Dataset entries on figures:
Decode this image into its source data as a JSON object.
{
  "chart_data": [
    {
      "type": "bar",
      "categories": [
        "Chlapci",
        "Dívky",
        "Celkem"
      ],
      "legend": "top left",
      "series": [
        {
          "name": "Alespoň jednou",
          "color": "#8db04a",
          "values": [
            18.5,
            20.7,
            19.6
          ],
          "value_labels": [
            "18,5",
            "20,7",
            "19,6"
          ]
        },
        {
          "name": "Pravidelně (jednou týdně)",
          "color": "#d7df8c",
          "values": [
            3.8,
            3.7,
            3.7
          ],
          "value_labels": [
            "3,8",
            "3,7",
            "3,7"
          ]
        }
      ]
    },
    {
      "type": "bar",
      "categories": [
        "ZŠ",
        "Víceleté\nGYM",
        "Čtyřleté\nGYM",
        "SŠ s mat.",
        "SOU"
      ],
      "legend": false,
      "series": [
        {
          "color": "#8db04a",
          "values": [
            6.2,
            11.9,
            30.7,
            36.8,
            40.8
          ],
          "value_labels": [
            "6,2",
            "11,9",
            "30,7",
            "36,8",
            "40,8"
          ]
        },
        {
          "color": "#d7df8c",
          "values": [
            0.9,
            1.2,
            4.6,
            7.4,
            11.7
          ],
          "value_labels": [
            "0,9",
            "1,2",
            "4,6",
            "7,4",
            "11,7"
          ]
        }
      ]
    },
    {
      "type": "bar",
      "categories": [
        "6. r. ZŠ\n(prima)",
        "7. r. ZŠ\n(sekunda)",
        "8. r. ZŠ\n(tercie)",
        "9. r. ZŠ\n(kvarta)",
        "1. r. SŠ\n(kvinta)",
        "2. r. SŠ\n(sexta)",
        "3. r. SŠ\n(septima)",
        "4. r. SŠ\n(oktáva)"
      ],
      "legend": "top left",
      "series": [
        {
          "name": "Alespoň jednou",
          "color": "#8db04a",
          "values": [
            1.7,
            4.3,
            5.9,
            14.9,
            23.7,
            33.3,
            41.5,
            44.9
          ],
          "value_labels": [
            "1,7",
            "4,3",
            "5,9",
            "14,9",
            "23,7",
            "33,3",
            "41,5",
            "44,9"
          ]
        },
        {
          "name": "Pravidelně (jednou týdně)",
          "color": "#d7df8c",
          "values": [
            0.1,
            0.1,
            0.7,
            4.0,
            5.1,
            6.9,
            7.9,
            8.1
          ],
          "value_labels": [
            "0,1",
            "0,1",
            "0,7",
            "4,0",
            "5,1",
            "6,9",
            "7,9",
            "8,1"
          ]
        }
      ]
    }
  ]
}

PROBLEM STATEMENT:
Repeat the data precisely, line by line.

WRITTEN SOLUTION:
Decode this image into its source data as a JSON object.
{
  "chart_data": [
    {
      "type": "bar",
      "categories": [
        "Chlapci",
        "Dívky",
        "Celkem"
      ],
      "legend": "top left",
      "series": [
        {
          "name": "Alespoň jednou",
          "color": "#8db04a",
          "values": [
            18.5,
            20.7,
            19.6
          ],
          "value_labels": [
            "18,5",
            "20,7",
            "19,6"
          ]
        },
        {
          "name": "Pravidelně (jednou týdně)",
          "color": "#d7df8c",
          "values": [
            3.8,
            3.7,
            3.7
          ],
          "value_labels": [
            "3,8",
            "3,7",
            "3,7"
          ]
        }
      ]
    },
    {
      "type": "bar",
      "categories": [
        "ZŠ",
        "Víceleté\nGYM",
        "Čtyřleté\nGYM",
        "SŠ s mat.",
        "SOU"
      ],
      "legend": false,
      "series": [
        {
          "color": "#8db04a",
          "values": [
            6.2,
            11.9,
            30.7,
            36.8,
            40.8
          ],
          "value_labels": [
            "6,2",
            "11,9",
            "30,7",
            "36,8",
            "40,8"
          ]
        },
        {
          "color": "#d7df8c",
          "values": [
            0.9,
            1.2,
            4.6,
            7.4,
            11.7
          ],
          "value_labels": [
            "0,9",
            "1,2",
            "4,6",
            "7,4",
            "11,7"
          ]
        }
      ]
    },
    {
      "type": "bar",
      "categories": [
        "6. r. ZŠ\n(prima)",
        "7. r. ZŠ\n(sekunda)",
        "8. r. ZŠ\n(tercie)",
        "9. r. ZŠ\n(kvarta)",
        "1. r. SŠ\n(kvinta)",
        "2. r. SŠ\n(sexta)",
        "3. r. SŠ\n(septima)",
        "4. r. SŠ\n(oktáva)"
      ],
      "legend": "top left",
      "series": [
        {
          "name": "Alespoň jednou",
          "color": "#8db04a",
          "values": [
            1.7,
            4.3,
            5.9,
            14.9,
            23.7,
            33.3,
            41.5,
            44.9
          ],
          "value_labels": [
            "1,7",
            "4,3",
            "5,9",
            "14,9",
            "23,7",
            "33,3",
            "41,5",
            "44,9"
          ]
        },
        {
          "name": "Pravidelně (jednou týdně)",
          "color": "#d7df8c",
          "values": [
            0.1,
            0.1,
            0.7,
            4.0,
            5.1,
            6.9,
            7.9,
            8.1
          ],
          "value_labels": [
            "0,1",
            "0,1",
            "0,7",
            "4,0",
            "5,1",
            "6,9",
            "7,9",
            "8,1"
          ]
        }
      ]
    }
  ]
}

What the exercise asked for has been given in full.